→ **Exercise aim**: Copy all the entries word for word, but omit the pictures.
>> start Provided data
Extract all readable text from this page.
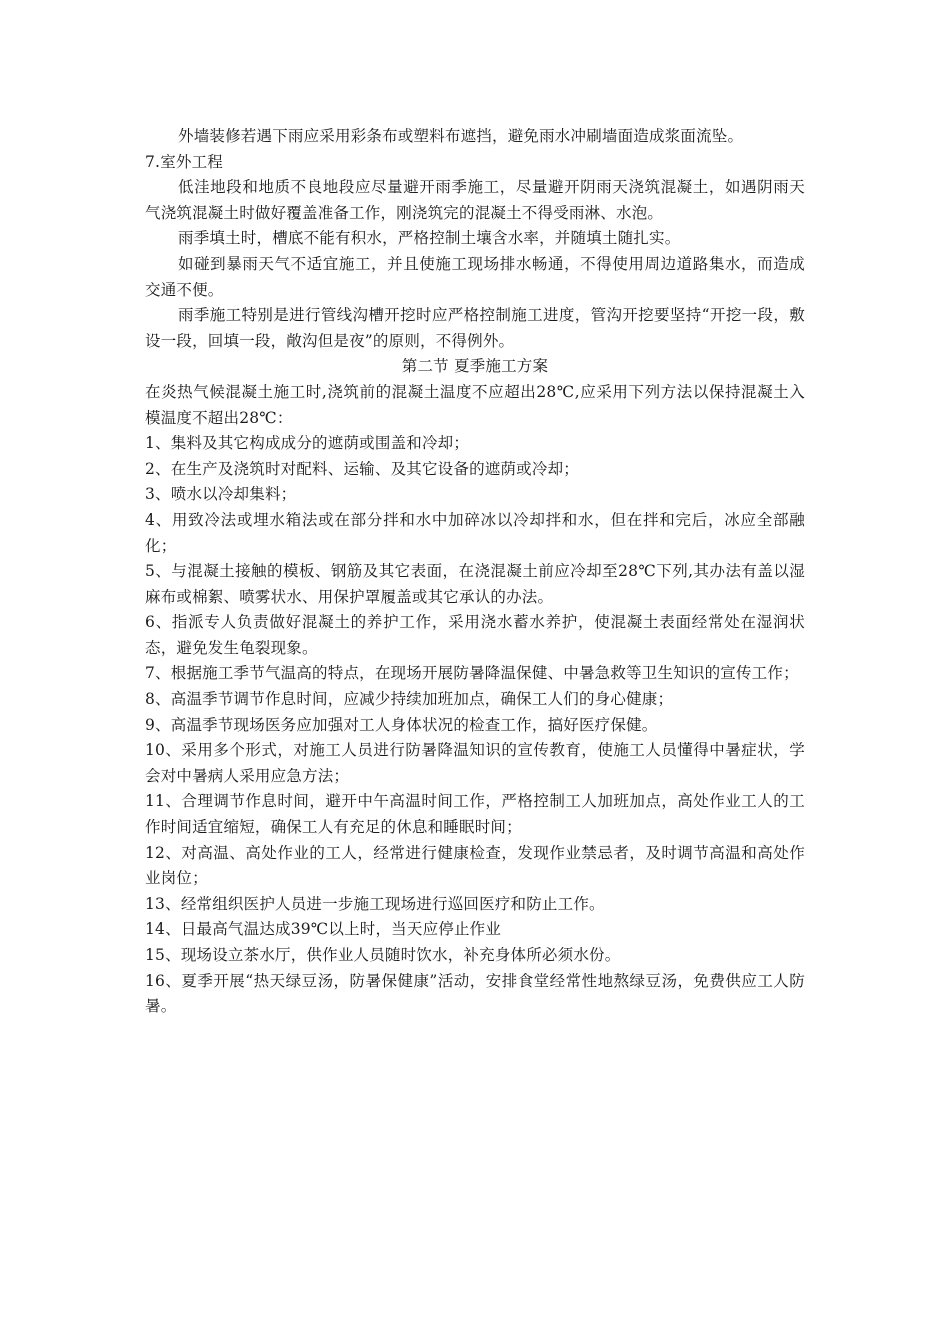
外墙装修若遇下雨应采用彩条布或塑料布遮挡，避免雨水冲刷墙面造成浆面流坠。

7.室外工程

低洼地段和地质不良地段应尽量避开雨季施工，尽量避开阴雨天浇筑混凝土，如遇阴雨天气浇筑混凝土时做好覆盖准备工作，刚浇筑完的混凝土不得受雨淋、水泡。

雨季填土时，槽底不能有积水，严格控制土壤含水率，并随填土随扎实。

如碰到暴雨天气不适宜施工，并且使施工现场排水畅通，不得使用周边道路集水，而造成交通不便。

雨季施工特别是进行管线沟槽开挖时应严格控制施工进度，管沟开挖要坚持“开挖一段，敷设一段，回填一段，敞沟但是夜”的原则，不得例外。

第二节 夏季施工方案

在炎热气候混凝土施工时,浇筑前的混凝土温度不应超出28℃,应采用下列方法以保持混凝土入模温度不超出28℃：

1、集料及其它构成成分的遮荫或围盖和冷却；

2、在生产及浇筑时对配料、运输、及其它设备的遮荫或冷却；

3、喷水以冷却集料；

4、用致冷法或埋水箱法或在部分拌和水中加碎冰以冷却拌和水，但在拌和完后，冰应全部融化；

5、与混凝土接触的模板、钢筋及其它表面，在浇混凝土前应冷却至28℃下列,其办法有盖以湿麻布或棉絮、喷雾状水、用保护罩履盖或其它承认的办法。

6、指派专人负责做好混凝土的养护工作，采用浇水蓄水养护，使混凝土表面经常处在湿润状态，避免发生龟裂现象。

7、根据施工季节气温高的特点，在现场开展防暑降温保健、中暑急救等卫生知识的宣传工作；

8、高温季节调节作息时间，应减少持续加班加点，确保工人们的身心健康；

9、高温季节现场医务应加强对工人身体状况的检查工作，搞好医疗保健。

10、采用多个形式，对施工人员进行防暑降温知识的宣传教育，使施工人员懂得中暑症状，学会对中暑病人采用应急方法；

11、合理调节作息时间，避开中午高温时间工作，严格控制工人加班加点，高处作业工人的工作时间适宜缩短，确保工人有充足的休息和睡眠时间；

12、对高温、高处作业的工人，经常进行健康检查，发现作业禁忌者，及时调节高温和高处作业岗位；

13、经常组织医护人员进一步施工现场进行巡回医疗和防止工作。

14、日最高气温达成39℃以上时，当天应停止作业

15、现场设立茶水厅，供作业人员随时饮水，补充身体所必须水份。

16、夏季开展“热天绿豆汤，防暑保健康”活动，安排食堂经常性地熬绿豆汤，免费供应工人防暑。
>> end Provided data
→ **Correct answer**:
Extract all readable text from this page.
外墙装修若遇下雨应采用彩条布或塑料布遮挡，避免雨水冲刷墙面造成浆面流坠。

7.室外工程

低洼地段和地质不良地段应尽量避开雨季施工，尽量避开阴雨天浇筑混凝土，如遇阴雨天气浇筑混凝土时做好覆盖准备工作，刚浇筑完的混凝土不得受雨淋、水泡。

雨季填土时，槽底不能有积水，严格控制土壤含水率，并随填土随扎实。

如碰到暴雨天气不适宜施工，并且使施工现场排水畅通，不得使用周边道路集水，而造成交通不便。

雨季施工特别是进行管线沟槽开挖时应严格控制施工进度，管沟开挖要坚持“开挖一段，敷设一段，回填一段，敞沟但是夜”的原则，不得例外。

第二节 夏季施工方案

在炎热气候混凝土施工时,浇筑前的混凝土温度不应超出28℃,应采用下列方法以保持混凝土入模温度不超出28℃：

1、集料及其它构成成分的遮荫或围盖和冷却；

2、在生产及浇筑时对配料、运输、及其它设备的遮荫或冷却；

3、喷水以冷却集料；

4、用致冷法或埋水箱法或在部分拌和水中加碎冰以冷却拌和水，但在拌和完后，冰应全部融化；

5、与混凝土接触的模板、钢筋及其它表面，在浇混凝土前应冷却至28℃下列,其办法有盖以湿麻布或棉絮、喷雾状水、用保护罩履盖或其它承认的办法。

6、指派专人负责做好混凝土的养护工作，采用浇水蓄水养护，使混凝土表面经常处在湿润状态，避免发生龟裂现象。

7、根据施工季节气温高的特点，在现场开展防暑降温保健、中暑急救等卫生知识的宣传工作；

8、高温季节调节作息时间，应减少持续加班加点，确保工人们的身心健康；

9、高温季节现场医务应加强对工人身体状况的检查工作，搞好医疗保健。

10、采用多个形式，对施工人员进行防暑降温知识的宣传教育，使施工人员懂得中暑症状，学会对中暑病人采用应急方法；

11、合理调节作息时间，避开中午高温时间工作，严格控制工人加班加点，高处作业工人的工作时间适宜缩短，确保工人有充足的休息和睡眠时间；

12、对高温、高处作业的工人，经常进行健康检查，发现作业禁忌者，及时调节高温和高处作业岗位；

13、经常组织医护人员进一步施工现场进行巡回医疗和防止工作。

14、日最高气温达成39℃以上时，当天应停止作业

15、现场设立茶水厅，供作业人员随时饮水，补充身体所必须水份。

16、夏季开展“热天绿豆汤，防暑保健康”活动，安排食堂经常性地熬绿豆汤，免费供应工人防暑。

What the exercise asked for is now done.